WHAT YOU SHOULD DO: Find every line in the records below that holds the word "rates", and copy each one.

— start of INPUT ROWS —

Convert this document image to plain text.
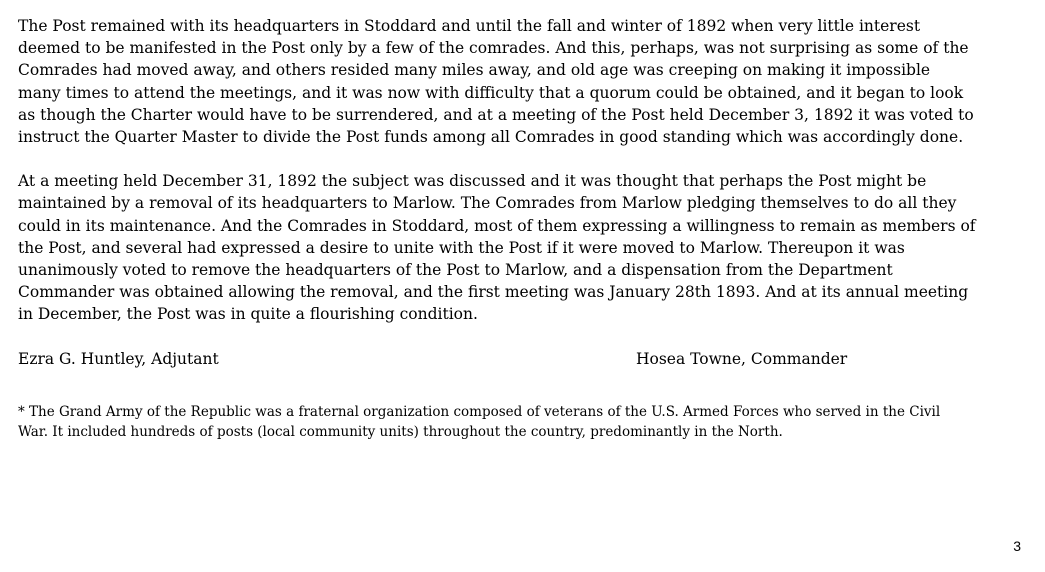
The Post remained with its headquarters in Stoddard and until the fall and winter of 1892 when very little interest
deemed to be manifested in the Post only by a few of the comrades. And this, perhaps, was not surprising as some of the
Comrades had moved away, and others resided many miles away, and old age was creeping on making it impossible
many times to attend the meetings, and it was now with difficulty that a quorum could be obtained, and it began to look
as though the Charter would have to be surrendered, and at a meeting of the Post held December 3, 1892 it was voted to
instruct the Quarter Master to divide the Post funds among all Comrades in good standing which was accordingly done.

At a meeting held December 31, 1892 the subject was discussed and it was thought that perhaps the Post might be
maintained by a removal of its headquarters to Marlow. The Comrades from Marlow pledging themselves to do all they
could in its maintenance. And the Comrades in Stoddard, most of them expressing a willingness to remain as members of
the Post, and several had expressed a desire to unite with the Post if it were moved to Marlow. Thereupon it was
unanimously voted to remove the headquarters of the Post to Marlow, and a dispensation from the Department
Commander was obtained allowing the removal, and the first meeting was January 28th 1893. And at its annual meeting
in December, the Post was in quite a flourishing condition.

Ezra G. Huntley, Adjutant	Hosea Towne, Commander
* The Grand Army of the Republic was a fraternal organization composed of veterans of the U.S. Armed Forces who served in the Civil
War. It included hundreds of posts (local community units) throughout the country, predominantly in the North.
3
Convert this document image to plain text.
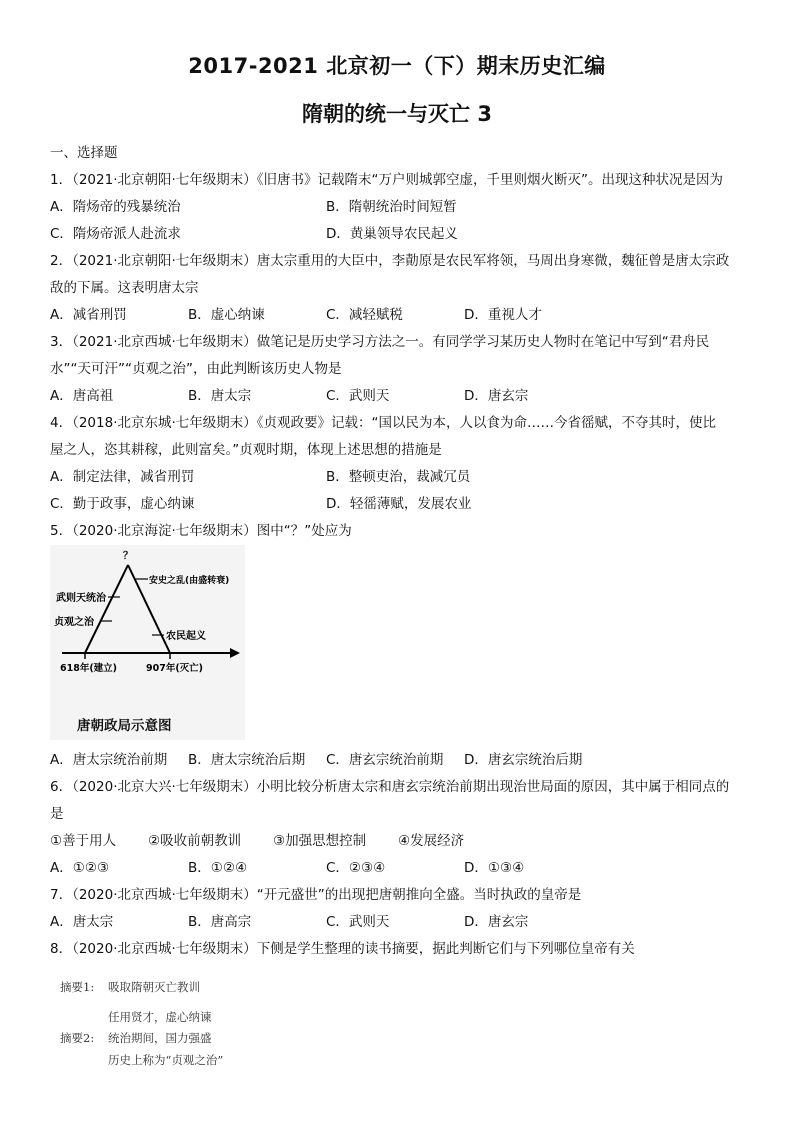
2017-2021 北京初一（下）期末历史汇编
隋朝的统一与灭亡 3
一、选择题
1．（2021·北京朝阳·七年级期末）《旧唐书》记载隋末“万户则城郭空虚，千里则烟火断灭”。出现这种状况是因为
A．隋炀帝的残暴统治	B．隋朝统治时间短暂
C．隋炀帝派人赴流求	D．黄巢领导农民起义
2．（2021·北京朝阳·七年级期末）唐太宗重用的大臣中，李勣原是农民军将领，马周出身寒微，魏征曾是唐太宗政
敌的下属。这表明唐太宗
A．减省刑罚	B．虚心纳谏	C．减轻赋税	D．重视人才
3．（2021·北京西城·七年级期末）做笔记是历史学习方法之一。有同学学习某历史人物时在笔记中写到“君舟民
水”“天可汗”“贞观之治”，由此判断该历史人物是
A．唐高祖	B．唐太宗	C．武则天	D．唐玄宗
4．（2018·北京东城·七年级期末）《贞观政要》记载：“国以民为本，人以食为命……今省徭赋，不夺其时，使比
屋之人，恣其耕稼，此则富矣。”贞观时期，体现上述思想的措施是
A．制定法律，减省刑罚	B．整顿吏治，裁减冗员
C．勤于政事，虚心纳谏	D．轻徭薄赋，发展农业
5．（2020·北京海淀·七年级期末）图中“？”处应为
？
武则天统治
贞观之治
安史之乱(由盛转衰)
农民起义
618年(建立)	907年(灭亡)
唐朝政局示意图
A．唐太宗统治前期 B．唐太宗统治后期 C．唐玄宗统治前期 D．唐玄宗统治后期
6．（2020·北京大兴·七年级期末）小明比较分析唐太宗和唐玄宗统治前期出现治世局面的原因，其中属于相同点的
是
①善于用人 ②吸收前朝教训 ③加强思想控制 ④发展经济
A．①②③	B．①②④	C．②③④	D．①③④
7．（2020·北京西城·七年级期末）“开元盛世”的出现把唐朝推向全盛。当时执政的皇帝是
A．唐太宗	B．唐高宗	C．武则天	D．唐玄宗
8．（2020·北京西城·七年级期末）下侧是学生整理的读书摘要，据此判断它们与下列哪位皇帝有关
摘要1: 吸取隋朝灭亡教训
任用贤才，虚心纳谏
摘要2: 统治期间，国力强盛
历史上称为“贞观之治”
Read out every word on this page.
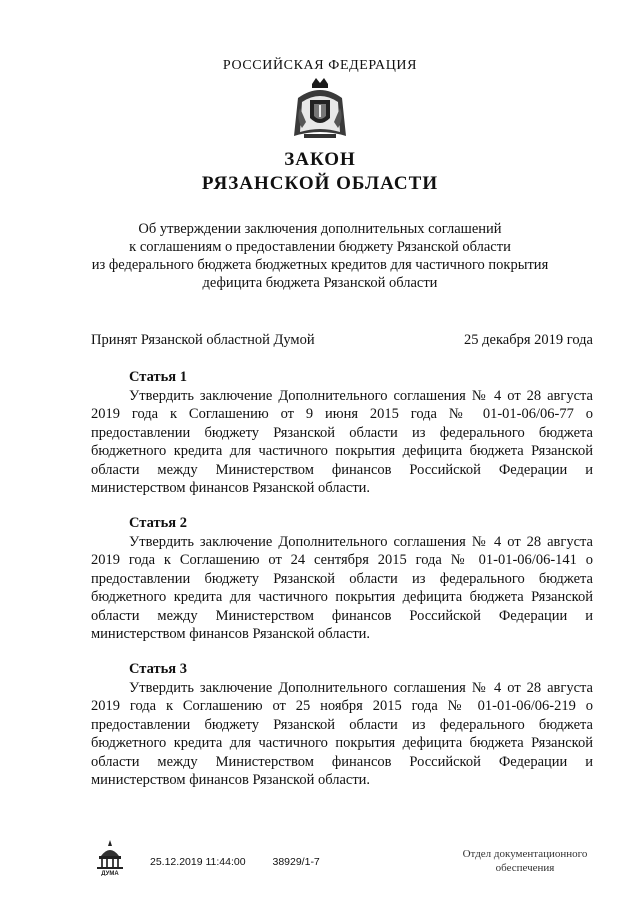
РОССИЙСКАЯ ФЕДЕРАЦИЯ
ЗАКОН
РЯЗАНСКОЙ ОБЛАСТИ
Об утверждении заключения дополнительных соглашений
к соглашениям о предоставлении бюджету Рязанской области
из федерального бюджета бюджетных кредитов для частичного покрытия
дефицита бюджета Рязанской области
Принят Рязанской областной Думой	25 декабря 2019 года
Статья 1

Утвердить заключение Дополнительного соглашения № 4 от 28 августа 2019 года к Соглашению от 9 июня 2015 года № 01-01-06/06-77 о предоставлении бюджету Рязанской области из федерального бюджета бюджетного кредита для частичного покрытия дефицита бюджета Рязанской области между Министерством финансов Российской Федерации и министерством финансов Рязанской области.

Статья 2

Утвердить заключение Дополнительного соглашения № 4 от 28 августа 2019 года к Соглашению от 24 сентября 2015 года № 01-01-06/06-141 о предоставлении бюджету Рязанской области из федерального бюджета бюджетного кредита для частичного покрытия дефицита бюджета Рязанской области между Министерством финансов Российской Федерации и министерством финансов Рязанской области.

Статья 3

Утвердить заключение Дополнительного соглашения № 4 от 28 августа 2019 года к Соглашению от 25 ноября 2015 года № 01-01-06/06-219 о предоставлении бюджету Рязанской области из федерального бюджета бюджетного кредита для частичного покрытия дефицита бюджета Рязанской области между Министерством финансов Российской Федерации и министерством финансов Рязанской области.

ДУМА
25.12.2019 11:44:00	38929/1-7
Отдел документационного
обеспечения
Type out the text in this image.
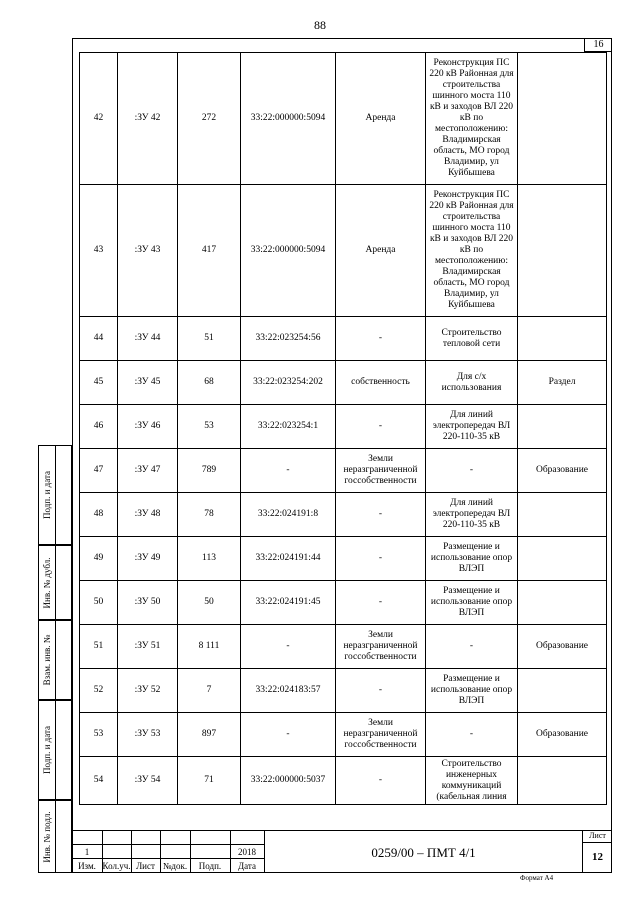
88
16
42	:ЗУ 42	272	33:22:000000:5094	Аренда	Реконструкция ПС 220 кВ Районная для строительства шинного моста 110 кВ и заходов ВЛ 220 кВ по местоположению: Владимирская область, МО город Владимир, ул Куйбышева	
43	:ЗУ 43	417	33:22:000000:5094	Аренда	Реконструкция ПС 220 кВ Районная для строительства шинного моста 110 кВ и заходов ВЛ 220 кВ по местоположению: Владимирская область, МО город Владимир, ул Куйбышева	
44	:ЗУ 44	51	33:22:023254:56	-	Строительство тепловой сети	
45	:ЗУ 45	68	33:22:023254:202	собственность	Для с/х использования	Раздел
46	:ЗУ 46	53	33:22:023254:1	-	Для линий электропередач ВЛ 220-110-35 кВ	
47	:ЗУ 47	789	-	Земли неразграниченной госсобственности	-	Образование
48	:ЗУ 48	78	33:22:024191:8	-	Для линий электропередач ВЛ 220-110-35 кВ	
49	:ЗУ 49	113	33:22:024191:44	-	Размещение и использование опор ВЛЭП	
50	:ЗУ 50	50	33:22:024191:45	-	Размещение и использование опор ВЛЭП	
51	:ЗУ 51	8 111	-	Земли неразграниченной госсобственности	-	Образование
52	:ЗУ 52	7	33:22:024183:57	-	Размещение и использование опор ВЛЭП	
53	:ЗУ 53	897	-	Земли неразграниченной госсобственности	-	Образование
54	:ЗУ 54	71	33:22:000000:5037	-	Строительство инженерных коммуникаций (кабельная линия	
Подп. и дата
Инв. № дубл.
Взам. инв. №
Подп. и дата
Инв. № подл.	1	2018
Изм. Кол.уч. Лист №док.	Подп.	Дата
0259/00 – ПМТ 4/1
Лист
12
Формат А4
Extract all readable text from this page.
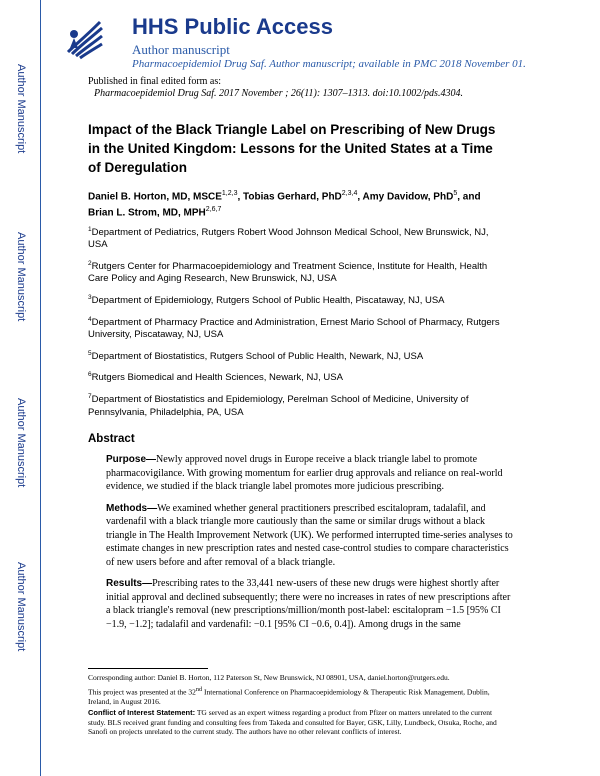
Author Manuscript
Author Manuscript
Author Manuscript
Author Manuscript
HHS Public Access

Author manuscript

Pharmacoepidemiol Drug Saf. Author manuscript; available in PMC 2018 November 01.

Published in final edited form as:
Pharmacoepidemiol Drug Saf. 2017 November ; 26(11): 1307–1313. doi:10.1002/pds.4304.
Impact of the Black Triangle Label on Prescribing of New Drugs in the United Kingdom: Lessons for the United States at a Time of Deregulation

Daniel B. Horton, MD, MSCE$^{1,2,3}$, Tobias Gerhard, PhD$^{2,3,4}$, Amy Davidow, PhD$^5$, and Brian L. Strom, MD, MPH$^{2,6,7}$

$^1$Department of Pediatrics, Rutgers Robert Wood Johnson Medical School, New Brunswick, NJ, USA

$^2$Rutgers Center for Pharmacoepidemiology and Treatment Science, Institute for Health, Health Care Policy and Aging Research, New Brunswick, NJ, USA

$^3$Department of Epidemiology, Rutgers School of Public Health, Piscataway, NJ, USA

$^4$Department of Pharmacy Practice and Administration, Ernest Mario School of Pharmacy, Rutgers University, Piscataway, NJ, USA

$^5$Department of Biostatistics, Rutgers School of Public Health, Newark, NJ, USA

$^6$Rutgers Biomedical and Health Sciences, Newark, NJ, USA

$^7$Department of Biostatistics and Epidemiology, Perelman School of Medicine, University of Pennsylvania, Philadelphia, PA, USA

Abstract

Purpose—Newly approved novel drugs in Europe receive a black triangle label to promote pharmacovigilance. With growing momentum for earlier drug approvals and reliance on real-world evidence, we studied if the black triangle label promotes more judicious prescribing.

Methods—We examined whether general practitioners prescribed escitalopram, tadalafil, and vardenafil with a black triangle more cautiously than the same or similar drugs without a black triangle in The Health Improvement Network (UK). We performed interrupted time-series analyses to estimate changes in new prescription rates and nested case-control studies to compare characteristics of new users before and after removal of a black triangle.

Results—Prescribing rates to the 33,441 new-users of these new drugs were highest shortly after initial approval and declined subsequently; there were no increases in rates of new prescriptions after a black triangle's removal (new prescriptions/million/month post-label: escitalopram −1.5 [95% CI −1.9, −1.2]; tadalafil and vardenafil: −0.1 [95% CI −0.6, 0.4]). Among drugs in the same

Corresponding author: Daniel B. Horton, 112 Paterson St, New Brunswick, NJ 08901, USA, daniel.horton@rutgers.edu.

This project was presented at the 32nd International Conference on Pharmacoepidemiology & Therapeutic Risk Management, Dublin, Ireland, in August 2016.

Conflict of Interest Statement: TG served as an expert witness regarding a product from Pfizer on matters unrelated to the current study. BLS received grant funding and consulting fees from Takeda and consulted for Bayer, GSK, Lilly, Lundbeck, Otsuka, Roche, and Sanofi on projects unrelated to the current study. The authors have no other relevant conflicts of interest.
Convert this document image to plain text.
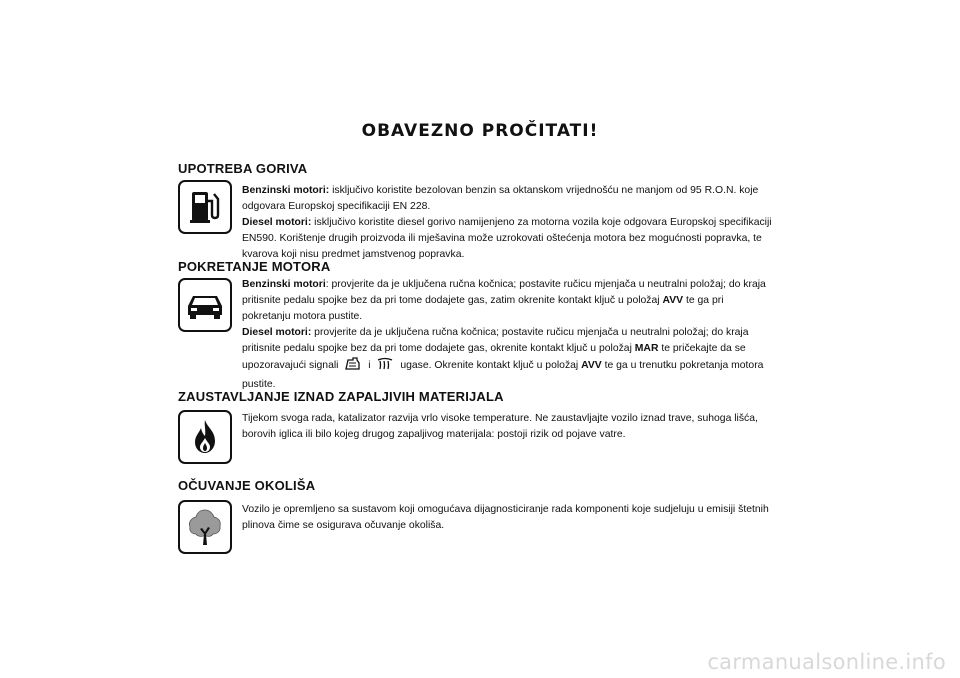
OBAVEZNO PROČITATI!
UPOTREBA GORIVA

Benzinski motori: isključivo koristite bezolovan benzin sa oktanskom vrijednošću ne manjom od 95 R.O.N. koje odgovara Europskoj specifikaciji EN 228.
Diesel motori: isključivo koristite diesel gorivo namijenjeno za motorna vozila koje odgovara Europskoj specifikaciji EN590. Korištenje drugih proizvoda ili mješavina može uzrokovati oštećenja motora bez mogućnosti popravka, te kvarova koji nisu predmet jamstvenog popravka.

POKRETANJE MOTORA

Benzinski motori: provjerite da je uključena ručna kočnica; postavite ručicu mjenjača u neutralni položaj; do kraja pritisnite pedalu spojke bez da pri tome dodajete gas, zatim okrenite kontakt ključ u položaj AVV te ga pri pokretanju motora pustite.
Diesel motori: provjerite da je uključena ručna kočnica; postavite ručicu mjenjača u neutralni položaj; do kraja pritisnite pedalu spojke bez da pri tome dodajete gas, okrenite kontakt ključ u položaj MAR te pričekajte da se upozoravajući signali  i  ugase. Okrenite kontakt ključ u položaj AVV te ga u trenutku pokretanja motora pustite.

ZAUSTAVLJANJE IZNAD ZAPALJIVIH MATERIJALA

Tijekom svoga rada, katalizator razvija vrlo visoke temperature. Ne zaustavljajte vozilo iznad trave, suhoga lišća, borovih iglica ili bilo kojeg drugog zapaljivog materijala: postoji rizik od pojave vatre.

OČUVANJE OKOLIŠA

Vozilo je opremljeno sa sustavom koji omogućava dijagnosticiranje rada komponenti koje sudjeluju u emisiji štetnih plinova čime se osigurava očuvanje okoliša.

carmanualsonline.info
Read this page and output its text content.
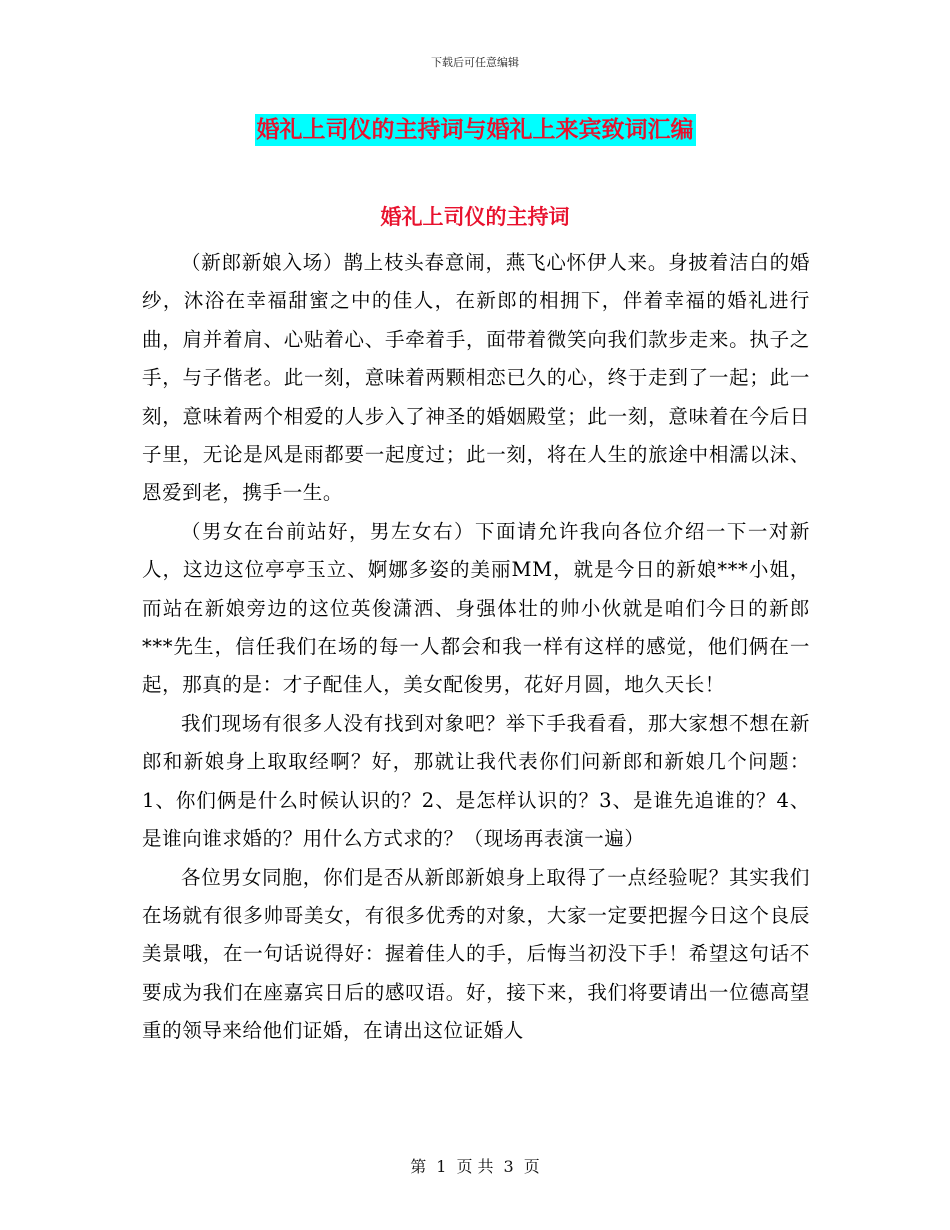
下载后可任意编辑
婚礼上司仪的主持词与婚礼上来宾致词汇编
婚礼上司仪的主持词

（新郎新娘入场）鹊上枝头春意闹，燕飞心怀伊人来。身披着洁白的婚纱，沐浴在幸福甜蜜之中的佳人，在新郎的相拥下，伴着幸福的婚礼进行曲，肩并着肩、心贴着心、手牵着手，面带着微笑向我们款步走来。执子之手，与子偕老。此一刻，意味着两颗相恋已久的心，终于走到了一起；此一刻，意味着两个相爱的人步入了神圣的婚姻殿堂；此一刻，意味着在今后日子里，无论是风是雨都要一起度过；此一刻，将在人生的旅途中相濡以沫、恩爱到老，携手一生。

（男女在台前站好，男左女右）下面请允许我向各位介绍一下一对新人，这边这位亭亭玉立、婀娜多姿的美丽MM，就是今日的新娘***小姐，而站在新娘旁边的这位英俊潇洒、身强体壮的帅小伙就是咱们今日的新郎***先生，信任我们在场的每一人都会和我一样有这样的感觉，他们俩在一起，那真的是：才子配佳人，美女配俊男，花好月圆，地久天长！

我们现场有很多人没有找到对象吧？举下手我看看，那大家想不想在新郎和新娘身上取取经啊？好，那就让我代表你们问新郎和新娘几个问题：1、你们俩是什么时候认识的？2、是怎样认识的？3、是谁先追谁的？4、是谁向谁求婚的？用什么方式求的？（现场再表演一遍）

各位男女同胞，你们是否从新郎新娘身上取得了一点经验呢？其实我们在场就有很多帅哥美女，有很多优秀的对象，大家一定要把握今日这个良辰美景哦，在一句话说得好：握着佳人的手，后悔当初没下手！希望这句话不要成为我们在座嘉宾日后的感叹语。好，接下来，我们将要请出一位德高望重的领导来给他们证婚，在请出这位证婚人

第 1 页 共 3 页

— end of INPUT ROWS —

TASK RESULT:
Methods—We examined whether general practitioners prescribed escitalopram, tadalafil, and vardenafil with a black triangle more cautiously than the same or similar drugs without a black triangle in The Health Improvement Network (UK). We performed interrupted time-series analyses to estimate changes in new prescription rates and nested case-control studies to compare characteristics of new users before and after removal of a black triangle.
Results—Prescribing rates to the 33,441 new-users of these new drugs were highest shortly after initial approval and declined subsequently; there were no increases in rates of new prescriptions after a black triangle's removal (new prescriptions/million/month post-label: escitalopram −1.5 [95% CI −1.9, −1.2]; tadalafil and vardenafil: −0.1 [95% CI −0.6, 0.4]). Among drugs in the same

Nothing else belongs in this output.